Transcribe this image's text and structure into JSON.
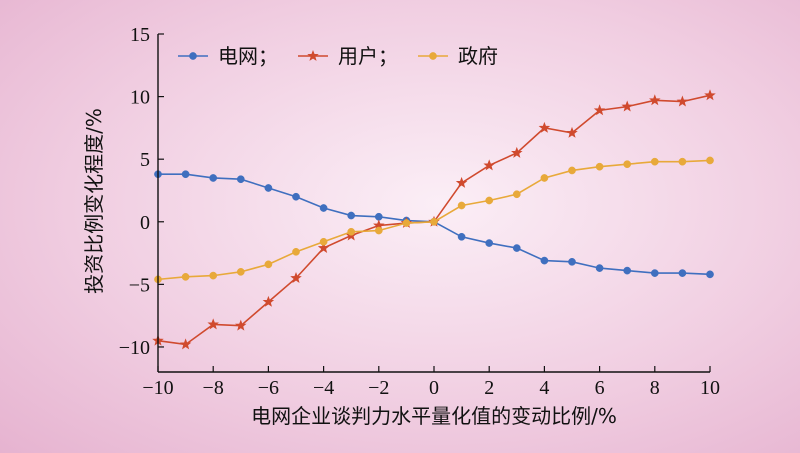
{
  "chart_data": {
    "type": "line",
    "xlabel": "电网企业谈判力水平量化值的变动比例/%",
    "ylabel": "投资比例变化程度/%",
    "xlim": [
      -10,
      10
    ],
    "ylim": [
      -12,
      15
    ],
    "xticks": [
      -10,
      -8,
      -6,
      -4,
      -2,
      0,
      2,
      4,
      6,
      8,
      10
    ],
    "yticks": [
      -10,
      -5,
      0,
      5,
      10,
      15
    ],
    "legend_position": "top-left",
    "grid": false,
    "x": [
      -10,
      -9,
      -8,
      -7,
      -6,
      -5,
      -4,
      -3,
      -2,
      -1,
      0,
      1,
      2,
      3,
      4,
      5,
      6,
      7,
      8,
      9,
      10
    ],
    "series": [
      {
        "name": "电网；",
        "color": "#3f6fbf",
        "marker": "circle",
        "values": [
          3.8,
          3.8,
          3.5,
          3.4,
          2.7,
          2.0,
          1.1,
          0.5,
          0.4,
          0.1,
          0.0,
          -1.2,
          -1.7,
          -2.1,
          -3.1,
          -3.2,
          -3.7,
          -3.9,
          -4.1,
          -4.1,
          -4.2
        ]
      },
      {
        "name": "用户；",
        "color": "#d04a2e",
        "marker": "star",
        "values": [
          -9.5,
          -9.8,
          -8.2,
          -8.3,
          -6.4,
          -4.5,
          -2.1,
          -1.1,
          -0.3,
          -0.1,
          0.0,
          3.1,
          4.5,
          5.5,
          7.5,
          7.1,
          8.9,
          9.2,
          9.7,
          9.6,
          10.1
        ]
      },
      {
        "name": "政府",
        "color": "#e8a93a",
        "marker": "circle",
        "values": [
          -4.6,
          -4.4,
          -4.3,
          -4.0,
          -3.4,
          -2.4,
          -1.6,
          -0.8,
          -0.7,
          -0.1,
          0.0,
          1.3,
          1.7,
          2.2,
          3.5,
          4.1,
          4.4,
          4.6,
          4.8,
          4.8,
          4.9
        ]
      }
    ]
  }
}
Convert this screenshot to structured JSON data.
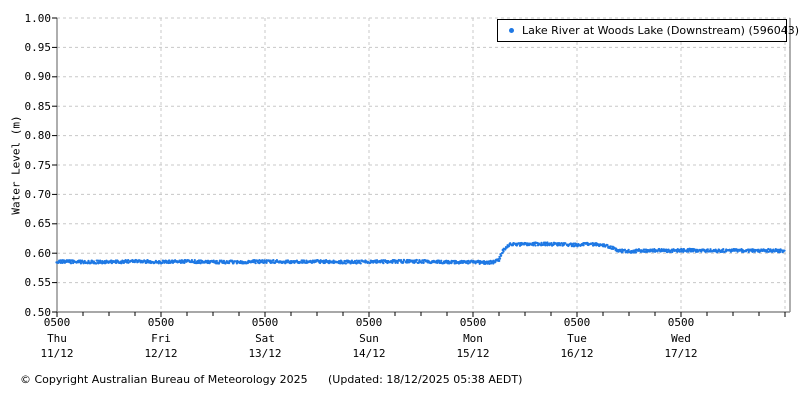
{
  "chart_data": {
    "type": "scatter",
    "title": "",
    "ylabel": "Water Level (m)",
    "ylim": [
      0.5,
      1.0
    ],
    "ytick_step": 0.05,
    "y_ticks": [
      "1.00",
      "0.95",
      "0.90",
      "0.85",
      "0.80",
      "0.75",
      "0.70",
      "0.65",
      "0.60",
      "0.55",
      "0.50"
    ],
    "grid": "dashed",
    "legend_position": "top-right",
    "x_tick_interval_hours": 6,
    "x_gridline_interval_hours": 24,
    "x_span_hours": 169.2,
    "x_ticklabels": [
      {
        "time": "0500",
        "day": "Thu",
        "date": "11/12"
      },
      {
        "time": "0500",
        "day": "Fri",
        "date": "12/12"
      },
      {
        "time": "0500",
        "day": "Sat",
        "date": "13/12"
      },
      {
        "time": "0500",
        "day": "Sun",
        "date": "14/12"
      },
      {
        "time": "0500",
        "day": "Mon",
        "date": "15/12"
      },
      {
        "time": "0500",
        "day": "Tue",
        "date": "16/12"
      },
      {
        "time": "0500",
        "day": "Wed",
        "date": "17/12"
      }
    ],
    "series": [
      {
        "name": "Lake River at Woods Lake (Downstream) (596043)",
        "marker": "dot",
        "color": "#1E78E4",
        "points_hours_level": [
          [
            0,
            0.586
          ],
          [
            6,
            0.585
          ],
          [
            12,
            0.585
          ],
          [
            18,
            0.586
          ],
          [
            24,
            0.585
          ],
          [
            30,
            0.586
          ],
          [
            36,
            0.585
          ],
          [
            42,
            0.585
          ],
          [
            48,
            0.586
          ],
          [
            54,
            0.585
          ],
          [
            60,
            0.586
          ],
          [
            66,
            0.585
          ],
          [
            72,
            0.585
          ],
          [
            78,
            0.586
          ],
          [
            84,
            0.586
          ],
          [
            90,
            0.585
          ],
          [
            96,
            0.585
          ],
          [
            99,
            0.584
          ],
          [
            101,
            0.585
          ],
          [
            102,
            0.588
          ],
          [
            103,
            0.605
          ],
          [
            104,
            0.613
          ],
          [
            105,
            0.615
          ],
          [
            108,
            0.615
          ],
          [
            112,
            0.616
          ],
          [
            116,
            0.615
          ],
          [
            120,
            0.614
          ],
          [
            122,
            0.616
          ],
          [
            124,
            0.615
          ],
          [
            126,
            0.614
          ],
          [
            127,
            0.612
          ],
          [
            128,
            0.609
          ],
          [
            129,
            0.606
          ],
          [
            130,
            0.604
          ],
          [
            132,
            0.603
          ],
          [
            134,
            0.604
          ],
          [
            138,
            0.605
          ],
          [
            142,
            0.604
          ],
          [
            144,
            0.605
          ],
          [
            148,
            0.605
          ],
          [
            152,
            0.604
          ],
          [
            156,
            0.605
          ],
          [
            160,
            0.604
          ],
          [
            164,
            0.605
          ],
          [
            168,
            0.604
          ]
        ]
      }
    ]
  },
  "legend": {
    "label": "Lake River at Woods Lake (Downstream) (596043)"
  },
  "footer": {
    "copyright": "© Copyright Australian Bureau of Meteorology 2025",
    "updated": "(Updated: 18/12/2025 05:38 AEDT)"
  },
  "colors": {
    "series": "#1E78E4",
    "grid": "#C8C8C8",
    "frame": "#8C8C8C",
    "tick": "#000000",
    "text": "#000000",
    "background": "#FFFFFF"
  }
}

----------------

■ PROBLEM REQUIREMENTS ■
Word for word, quote the lines above. Omit the pictures.

■ THE OUTPUT ■
Transcribe this image's text and structure into JSON.
{
  "chart_data": {
    "type": "line",
    "xlabel": "电网企业谈判力水平量化值的变动比例/%",
    "ylabel": "投资比例变化程度/%",
    "xlim": [
      -10,
      10
    ],
    "ylim": [
      -12,
      15
    ],
    "xticks": [
      -10,
      -8,
      -6,
      -4,
      -2,
      0,
      2,
      4,
      6,
      8,
      10
    ],
    "yticks": [
      -10,
      -5,
      0,
      5,
      10,
      15
    ],
    "legend_position": "top-left",
    "grid": false,
    "x": [
      -10,
      -9,
      -8,
      -7,
      -6,
      -5,
      -4,
      -3,
      -2,
      -1,
      0,
      1,
      2,
      3,
      4,
      5,
      6,
      7,
      8,
      9,
      10
    ],
    "series": [
      {
        "name": "电网；",
        "color": "#3f6fbf",
        "marker": "circle",
        "values": [
          3.8,
          3.8,
          3.5,
          3.4,
          2.7,
          2.0,
          1.1,
          0.5,
          0.4,
          0.1,
          0.0,
          -1.2,
          -1.7,
          -2.1,
          -3.1,
          -3.2,
          -3.7,
          -3.9,
          -4.1,
          -4.1,
          -4.2
        ]
      },
      {
        "name": "用户；",
        "color": "#d04a2e",
        "marker": "star",
        "values": [
          -9.5,
          -9.8,
          -8.2,
          -8.3,
          -6.4,
          -4.5,
          -2.1,
          -1.1,
          -0.3,
          -0.1,
          0.0,
          3.1,
          4.5,
          5.5,
          7.5,
          7.1,
          8.9,
          9.2,
          9.7,
          9.6,
          10.1
        ]
      },
      {
        "name": "政府",
        "color": "#e8a93a",
        "marker": "circle",
        "values": [
          -4.6,
          -4.4,
          -4.3,
          -4.0,
          -3.4,
          -2.4,
          -1.6,
          -0.8,
          -0.7,
          -0.1,
          0.0,
          1.3,
          1.7,
          2.2,
          3.5,
          4.1,
          4.4,
          4.6,
          4.8,
          4.8,
          4.9
        ]
      }
    ]
  }
}
Convert this screenshot to structured JSON data.
{
  "chart_data": {
    "type": "scatter",
    "title": "",
    "ylabel": "Water Level (m)",
    "ylim": [
      0.5,
      1.0
    ],
    "ytick_step": 0.05,
    "y_ticks": [
      "1.00",
      "0.95",
      "0.90",
      "0.85",
      "0.80",
      "0.75",
      "0.70",
      "0.65",
      "0.60",
      "0.55",
      "0.50"
    ],
    "grid": "dashed",
    "legend_position": "top-right",
    "x_tick_interval_hours": 6,
    "x_gridline_interval_hours": 24,
    "x_span_hours": 169.2,
    "x_ticklabels": [
      {
        "time": "0500",
        "day": "Thu",
        "date": "11/12"
      },
      {
        "time": "0500",
        "day": "Fri",
        "date": "12/12"
      },
      {
        "time": "0500",
        "day": "Sat",
        "date": "13/12"
      },
      {
        "time": "0500",
        "day": "Sun",
        "date": "14/12"
      },
      {
        "time": "0500",
        "day": "Mon",
        "date": "15/12"
      },
      {
        "time": "0500",
        "day": "Tue",
        "date": "16/12"
      },
      {
        "time": "0500",
        "day": "Wed",
        "date": "17/12"
      }
    ],
    "series": [
      {
        "name": "Lake River at Woods Lake (Downstream) (596043)",
        "marker": "dot",
        "color": "#1E78E4",
        "points_hours_level": [
          [
            0,
            0.586
          ],
          [
            6,
            0.585
          ],
          [
            12,
            0.585
          ],
          [
            18,
            0.586
          ],
          [
            24,
            0.585
          ],
          [
            30,
            0.586
          ],
          [
            36,
            0.585
          ],
          [
            42,
            0.585
          ],
          [
            48,
            0.586
          ],
          [
            54,
            0.585
          ],
          [
            60,
            0.586
          ],
          [
            66,
            0.585
          ],
          [
            72,
            0.585
          ],
          [
            78,
            0.586
          ],
          [
            84,
            0.586
          ],
          [
            90,
            0.585
          ],
          [
            96,
            0.585
          ],
          [
            99,
            0.584
          ],
          [
            101,
            0.585
          ],
          [
            102,
            0.588
          ],
          [
            103,
            0.605
          ],
          [
            104,
            0.613
          ],
          [
            105,
            0.615
          ],
          [
            108,
            0.615
          ],
          [
            112,
            0.616
          ],
          [
            116,
            0.615
          ],
          [
            120,
            0.614
          ],
          [
            122,
            0.616
          ],
          [
            124,
            0.615
          ],
          [
            126,
            0.614
          ],
          [
            127,
            0.612
          ],
          [
            128,
            0.609
          ],
          [
            129,
            0.606
          ],
          [
            130,
            0.604
          ],
          [
            132,
            0.603
          ],
          [
            134,
            0.604
          ],
          [
            138,
            0.605
          ],
          [
            142,
            0.604
          ],
          [
            144,
            0.605
          ],
          [
            148,
            0.605
          ],
          [
            152,
            0.604
          ],
          [
            156,
            0.605
          ],
          [
            160,
            0.604
          ],
          [
            164,
            0.605
          ],
          [
            168,
            0.604
          ]
        ]
      }
    ]
  },
  "legend": {
    "label": "Lake River at Woods Lake (Downstream) (596043)"
  },
  "footer": {
    "copyright": "© Copyright Australian Bureau of Meteorology 2025",
    "updated": "(Updated: 18/12/2025 05:38 AEDT)"
  },
  "colors": {
    "series": "#1E78E4",
    "grid": "#C8C8C8",
    "frame": "#8C8C8C",
    "tick": "#000000",
    "text": "#000000",
    "background": "#FFFFFF"
  }
}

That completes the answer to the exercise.